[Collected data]
========================

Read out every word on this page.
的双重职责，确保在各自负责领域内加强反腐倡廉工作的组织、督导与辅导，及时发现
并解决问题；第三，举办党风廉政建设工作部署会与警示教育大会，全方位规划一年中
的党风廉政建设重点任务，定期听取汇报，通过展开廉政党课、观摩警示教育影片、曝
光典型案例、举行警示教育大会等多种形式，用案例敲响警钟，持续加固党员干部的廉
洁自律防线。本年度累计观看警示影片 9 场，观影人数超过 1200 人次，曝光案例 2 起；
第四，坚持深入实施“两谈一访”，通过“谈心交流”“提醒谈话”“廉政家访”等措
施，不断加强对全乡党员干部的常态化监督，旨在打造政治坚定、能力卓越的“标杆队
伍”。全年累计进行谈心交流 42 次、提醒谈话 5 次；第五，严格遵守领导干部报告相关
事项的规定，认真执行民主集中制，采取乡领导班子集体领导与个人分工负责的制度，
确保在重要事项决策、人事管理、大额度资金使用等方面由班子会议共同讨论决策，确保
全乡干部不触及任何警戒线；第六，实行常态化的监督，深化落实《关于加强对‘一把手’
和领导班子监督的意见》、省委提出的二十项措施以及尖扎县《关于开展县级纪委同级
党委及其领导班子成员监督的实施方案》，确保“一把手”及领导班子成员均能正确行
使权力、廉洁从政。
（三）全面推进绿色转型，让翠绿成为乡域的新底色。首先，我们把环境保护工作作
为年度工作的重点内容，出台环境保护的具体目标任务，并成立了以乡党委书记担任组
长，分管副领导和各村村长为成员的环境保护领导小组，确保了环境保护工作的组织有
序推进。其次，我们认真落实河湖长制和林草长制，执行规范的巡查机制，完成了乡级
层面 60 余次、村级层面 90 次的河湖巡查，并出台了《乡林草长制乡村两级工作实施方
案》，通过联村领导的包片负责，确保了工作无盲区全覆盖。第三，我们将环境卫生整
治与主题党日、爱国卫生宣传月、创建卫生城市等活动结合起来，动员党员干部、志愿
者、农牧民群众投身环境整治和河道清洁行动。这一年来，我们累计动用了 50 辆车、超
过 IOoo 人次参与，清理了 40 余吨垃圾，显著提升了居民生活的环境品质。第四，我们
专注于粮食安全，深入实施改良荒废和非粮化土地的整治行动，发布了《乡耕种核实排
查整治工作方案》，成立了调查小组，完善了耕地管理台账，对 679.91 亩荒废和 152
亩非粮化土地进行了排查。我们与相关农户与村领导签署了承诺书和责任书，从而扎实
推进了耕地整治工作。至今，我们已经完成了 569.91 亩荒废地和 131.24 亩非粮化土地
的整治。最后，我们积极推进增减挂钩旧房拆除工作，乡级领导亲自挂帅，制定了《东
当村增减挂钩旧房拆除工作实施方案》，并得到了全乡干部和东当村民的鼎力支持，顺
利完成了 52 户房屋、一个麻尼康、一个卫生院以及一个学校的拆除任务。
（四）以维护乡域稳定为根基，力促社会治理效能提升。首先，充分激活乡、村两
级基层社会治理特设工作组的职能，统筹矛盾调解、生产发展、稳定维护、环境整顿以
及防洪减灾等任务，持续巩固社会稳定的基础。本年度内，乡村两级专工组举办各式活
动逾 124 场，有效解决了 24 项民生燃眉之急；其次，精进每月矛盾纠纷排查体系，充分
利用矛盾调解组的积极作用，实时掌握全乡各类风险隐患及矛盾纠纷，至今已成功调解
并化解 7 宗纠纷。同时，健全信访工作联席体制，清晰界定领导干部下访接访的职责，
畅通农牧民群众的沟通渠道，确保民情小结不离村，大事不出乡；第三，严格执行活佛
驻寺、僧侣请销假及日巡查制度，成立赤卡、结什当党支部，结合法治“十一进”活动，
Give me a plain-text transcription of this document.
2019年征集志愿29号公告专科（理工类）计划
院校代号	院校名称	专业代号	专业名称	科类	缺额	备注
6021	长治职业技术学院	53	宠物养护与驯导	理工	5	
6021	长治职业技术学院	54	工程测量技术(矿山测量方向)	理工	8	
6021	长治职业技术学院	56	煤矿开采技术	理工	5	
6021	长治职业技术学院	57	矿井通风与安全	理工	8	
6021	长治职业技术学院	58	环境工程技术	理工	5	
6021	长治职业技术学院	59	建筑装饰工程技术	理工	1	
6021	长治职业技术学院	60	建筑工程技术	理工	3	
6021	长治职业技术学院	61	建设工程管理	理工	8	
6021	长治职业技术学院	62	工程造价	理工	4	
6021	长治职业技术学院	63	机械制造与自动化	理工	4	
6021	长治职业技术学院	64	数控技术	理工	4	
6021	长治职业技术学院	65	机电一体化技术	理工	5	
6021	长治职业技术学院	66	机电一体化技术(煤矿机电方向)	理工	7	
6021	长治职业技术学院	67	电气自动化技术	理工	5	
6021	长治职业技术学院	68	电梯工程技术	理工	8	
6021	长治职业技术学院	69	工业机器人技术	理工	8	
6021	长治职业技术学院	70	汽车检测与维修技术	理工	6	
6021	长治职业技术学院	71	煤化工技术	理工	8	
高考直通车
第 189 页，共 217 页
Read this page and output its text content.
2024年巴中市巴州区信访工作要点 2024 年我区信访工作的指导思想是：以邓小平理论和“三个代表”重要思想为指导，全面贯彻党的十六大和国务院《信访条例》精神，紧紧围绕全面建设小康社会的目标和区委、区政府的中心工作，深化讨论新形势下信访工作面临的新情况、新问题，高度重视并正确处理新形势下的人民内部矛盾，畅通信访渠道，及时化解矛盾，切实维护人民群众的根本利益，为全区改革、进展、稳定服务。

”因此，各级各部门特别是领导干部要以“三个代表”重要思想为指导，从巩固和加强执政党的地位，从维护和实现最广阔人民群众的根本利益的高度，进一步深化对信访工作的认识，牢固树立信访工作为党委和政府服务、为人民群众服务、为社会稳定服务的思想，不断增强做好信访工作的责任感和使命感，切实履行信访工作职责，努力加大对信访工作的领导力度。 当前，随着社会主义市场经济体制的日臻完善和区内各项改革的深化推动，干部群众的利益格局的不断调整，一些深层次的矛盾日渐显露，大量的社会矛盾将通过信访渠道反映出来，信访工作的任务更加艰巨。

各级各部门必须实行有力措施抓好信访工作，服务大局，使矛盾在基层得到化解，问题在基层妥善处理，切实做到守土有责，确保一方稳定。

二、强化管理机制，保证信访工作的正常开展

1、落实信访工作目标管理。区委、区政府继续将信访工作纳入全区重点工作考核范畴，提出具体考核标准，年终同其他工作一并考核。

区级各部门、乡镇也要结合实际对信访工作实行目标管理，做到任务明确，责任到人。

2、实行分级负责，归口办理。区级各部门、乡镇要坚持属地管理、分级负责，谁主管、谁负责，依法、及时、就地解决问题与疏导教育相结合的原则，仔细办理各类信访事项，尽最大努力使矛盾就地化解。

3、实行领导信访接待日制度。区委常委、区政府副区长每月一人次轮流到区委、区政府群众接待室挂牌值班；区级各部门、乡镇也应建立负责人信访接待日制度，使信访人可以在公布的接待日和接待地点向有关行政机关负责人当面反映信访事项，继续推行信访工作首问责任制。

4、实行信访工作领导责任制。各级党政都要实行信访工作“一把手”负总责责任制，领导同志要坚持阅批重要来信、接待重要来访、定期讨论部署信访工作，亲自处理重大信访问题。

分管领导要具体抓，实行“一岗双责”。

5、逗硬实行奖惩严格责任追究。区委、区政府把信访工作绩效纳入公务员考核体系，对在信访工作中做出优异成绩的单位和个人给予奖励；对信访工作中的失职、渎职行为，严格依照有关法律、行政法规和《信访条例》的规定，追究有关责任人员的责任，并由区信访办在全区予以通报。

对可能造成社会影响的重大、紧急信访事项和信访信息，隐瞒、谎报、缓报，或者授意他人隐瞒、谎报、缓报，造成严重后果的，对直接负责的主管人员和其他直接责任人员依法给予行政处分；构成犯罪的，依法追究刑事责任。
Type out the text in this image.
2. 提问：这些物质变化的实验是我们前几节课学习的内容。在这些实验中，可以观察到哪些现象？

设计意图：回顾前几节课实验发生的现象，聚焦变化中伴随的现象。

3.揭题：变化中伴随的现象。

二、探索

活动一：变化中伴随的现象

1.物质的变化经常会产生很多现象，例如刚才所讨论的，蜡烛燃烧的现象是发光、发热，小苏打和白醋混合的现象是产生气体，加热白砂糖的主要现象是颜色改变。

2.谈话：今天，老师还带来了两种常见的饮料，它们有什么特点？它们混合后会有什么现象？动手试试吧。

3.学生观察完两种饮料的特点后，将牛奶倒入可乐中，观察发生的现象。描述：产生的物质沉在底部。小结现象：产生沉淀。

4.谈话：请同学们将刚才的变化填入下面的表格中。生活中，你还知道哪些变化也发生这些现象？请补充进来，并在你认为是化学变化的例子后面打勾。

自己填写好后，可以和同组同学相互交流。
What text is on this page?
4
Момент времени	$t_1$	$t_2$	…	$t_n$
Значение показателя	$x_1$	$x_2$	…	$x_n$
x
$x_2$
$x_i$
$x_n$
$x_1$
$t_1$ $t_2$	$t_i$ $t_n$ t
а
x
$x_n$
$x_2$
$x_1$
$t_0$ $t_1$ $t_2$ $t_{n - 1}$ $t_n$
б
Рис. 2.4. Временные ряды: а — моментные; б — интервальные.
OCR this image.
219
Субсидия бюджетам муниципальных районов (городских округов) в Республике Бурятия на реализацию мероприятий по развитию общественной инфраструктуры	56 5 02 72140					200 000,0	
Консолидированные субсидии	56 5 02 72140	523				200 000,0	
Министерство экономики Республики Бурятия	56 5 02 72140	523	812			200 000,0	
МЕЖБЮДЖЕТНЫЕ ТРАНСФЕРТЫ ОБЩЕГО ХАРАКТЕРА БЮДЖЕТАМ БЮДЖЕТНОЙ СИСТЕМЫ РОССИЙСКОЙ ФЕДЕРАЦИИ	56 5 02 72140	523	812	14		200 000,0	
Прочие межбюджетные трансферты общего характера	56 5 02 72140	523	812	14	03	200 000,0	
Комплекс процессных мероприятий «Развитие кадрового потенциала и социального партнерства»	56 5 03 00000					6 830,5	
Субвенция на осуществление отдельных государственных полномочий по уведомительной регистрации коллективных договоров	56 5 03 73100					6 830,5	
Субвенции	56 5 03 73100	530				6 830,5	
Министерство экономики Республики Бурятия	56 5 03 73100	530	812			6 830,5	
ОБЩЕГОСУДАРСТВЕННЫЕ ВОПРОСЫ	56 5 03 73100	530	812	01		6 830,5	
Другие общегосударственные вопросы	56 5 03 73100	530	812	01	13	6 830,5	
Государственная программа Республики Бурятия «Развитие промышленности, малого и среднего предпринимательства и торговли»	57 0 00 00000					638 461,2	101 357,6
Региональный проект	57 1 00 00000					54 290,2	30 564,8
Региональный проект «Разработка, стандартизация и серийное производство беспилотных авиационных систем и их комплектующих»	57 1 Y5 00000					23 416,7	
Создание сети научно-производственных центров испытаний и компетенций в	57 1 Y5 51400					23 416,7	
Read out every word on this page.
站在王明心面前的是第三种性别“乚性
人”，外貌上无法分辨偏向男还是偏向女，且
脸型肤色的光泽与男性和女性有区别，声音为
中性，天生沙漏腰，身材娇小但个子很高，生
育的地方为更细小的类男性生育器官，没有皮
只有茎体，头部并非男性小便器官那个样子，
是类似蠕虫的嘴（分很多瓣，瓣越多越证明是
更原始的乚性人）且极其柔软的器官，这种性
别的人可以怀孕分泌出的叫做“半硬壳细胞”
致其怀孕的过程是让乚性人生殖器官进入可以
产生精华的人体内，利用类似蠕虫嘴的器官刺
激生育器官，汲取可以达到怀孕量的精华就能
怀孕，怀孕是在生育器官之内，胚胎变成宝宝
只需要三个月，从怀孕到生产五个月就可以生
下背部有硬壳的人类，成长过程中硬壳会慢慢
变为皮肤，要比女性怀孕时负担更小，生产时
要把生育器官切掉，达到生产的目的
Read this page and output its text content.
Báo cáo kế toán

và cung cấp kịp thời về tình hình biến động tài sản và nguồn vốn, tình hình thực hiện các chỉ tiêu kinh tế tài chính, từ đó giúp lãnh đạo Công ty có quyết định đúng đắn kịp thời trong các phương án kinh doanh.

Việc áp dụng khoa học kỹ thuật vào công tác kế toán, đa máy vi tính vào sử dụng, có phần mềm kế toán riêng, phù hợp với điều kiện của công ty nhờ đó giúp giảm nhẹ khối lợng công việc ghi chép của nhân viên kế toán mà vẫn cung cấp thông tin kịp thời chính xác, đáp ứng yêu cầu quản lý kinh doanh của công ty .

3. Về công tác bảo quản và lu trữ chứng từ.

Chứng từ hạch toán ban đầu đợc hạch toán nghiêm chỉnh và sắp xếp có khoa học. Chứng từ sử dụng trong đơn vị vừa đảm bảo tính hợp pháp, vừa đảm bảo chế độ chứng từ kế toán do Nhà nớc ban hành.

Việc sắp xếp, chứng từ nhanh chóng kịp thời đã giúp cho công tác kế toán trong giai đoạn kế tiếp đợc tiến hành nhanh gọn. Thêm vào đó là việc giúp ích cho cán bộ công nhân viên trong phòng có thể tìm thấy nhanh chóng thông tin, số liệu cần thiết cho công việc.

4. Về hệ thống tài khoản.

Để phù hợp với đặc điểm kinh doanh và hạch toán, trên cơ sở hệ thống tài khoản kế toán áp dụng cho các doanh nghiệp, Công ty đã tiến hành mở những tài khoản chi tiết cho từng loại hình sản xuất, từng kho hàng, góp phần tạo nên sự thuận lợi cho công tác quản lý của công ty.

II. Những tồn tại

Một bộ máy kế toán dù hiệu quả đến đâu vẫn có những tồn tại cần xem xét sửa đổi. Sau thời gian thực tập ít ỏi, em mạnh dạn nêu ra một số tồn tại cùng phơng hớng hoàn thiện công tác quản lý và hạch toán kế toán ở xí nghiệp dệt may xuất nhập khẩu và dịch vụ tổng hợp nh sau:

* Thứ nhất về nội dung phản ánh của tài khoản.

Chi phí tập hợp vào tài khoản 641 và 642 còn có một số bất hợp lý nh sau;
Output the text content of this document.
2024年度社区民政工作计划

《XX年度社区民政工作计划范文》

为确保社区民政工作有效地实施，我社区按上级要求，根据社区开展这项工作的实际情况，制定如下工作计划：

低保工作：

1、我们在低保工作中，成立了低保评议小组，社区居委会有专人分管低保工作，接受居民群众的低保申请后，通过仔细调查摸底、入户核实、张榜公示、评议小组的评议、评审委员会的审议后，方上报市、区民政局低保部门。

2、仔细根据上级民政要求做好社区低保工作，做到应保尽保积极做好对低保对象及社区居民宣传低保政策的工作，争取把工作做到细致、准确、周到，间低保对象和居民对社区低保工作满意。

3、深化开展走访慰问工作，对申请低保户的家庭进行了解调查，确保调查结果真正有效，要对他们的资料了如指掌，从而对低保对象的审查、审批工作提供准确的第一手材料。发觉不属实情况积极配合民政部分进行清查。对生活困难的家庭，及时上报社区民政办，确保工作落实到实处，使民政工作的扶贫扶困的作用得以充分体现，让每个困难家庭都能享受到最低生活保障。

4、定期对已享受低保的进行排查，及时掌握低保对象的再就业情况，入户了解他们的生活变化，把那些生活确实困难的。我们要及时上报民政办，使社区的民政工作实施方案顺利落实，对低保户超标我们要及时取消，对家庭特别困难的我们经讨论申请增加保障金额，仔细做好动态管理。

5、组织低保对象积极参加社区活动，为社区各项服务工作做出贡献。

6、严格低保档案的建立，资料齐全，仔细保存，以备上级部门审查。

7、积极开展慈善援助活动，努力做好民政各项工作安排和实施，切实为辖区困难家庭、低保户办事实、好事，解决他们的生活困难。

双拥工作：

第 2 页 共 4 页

========================

WRITTEN EXERCISE:
Go through the records and show every line with the string "khoa" in it.

EXERCISE ANSWER:
Việc áp dụng khoa học kỹ thuật vào công tác kế toán, đa máy vi tính vào sử dụng, có phần mềm kế toán riêng, phù hợp với điều kiện của công ty nhờ đó giúp giảm nhẹ khối lợng công việc ghi chép của nhân viên kế toán mà vẫn cung cấp thông tin kịp thời chính xác, đáp ứng yêu cầu quản lý kinh doanh của công ty .
Chứng từ hạch toán ban đầu đợc hạch toán nghiêm chỉnh và sắp xếp có khoa học. Chứng từ sử dụng trong đơn vị vừa đảm bảo tính hợp pháp, vừa đảm bảo chế độ chứng từ kế toán do Nhà nớc ban hành.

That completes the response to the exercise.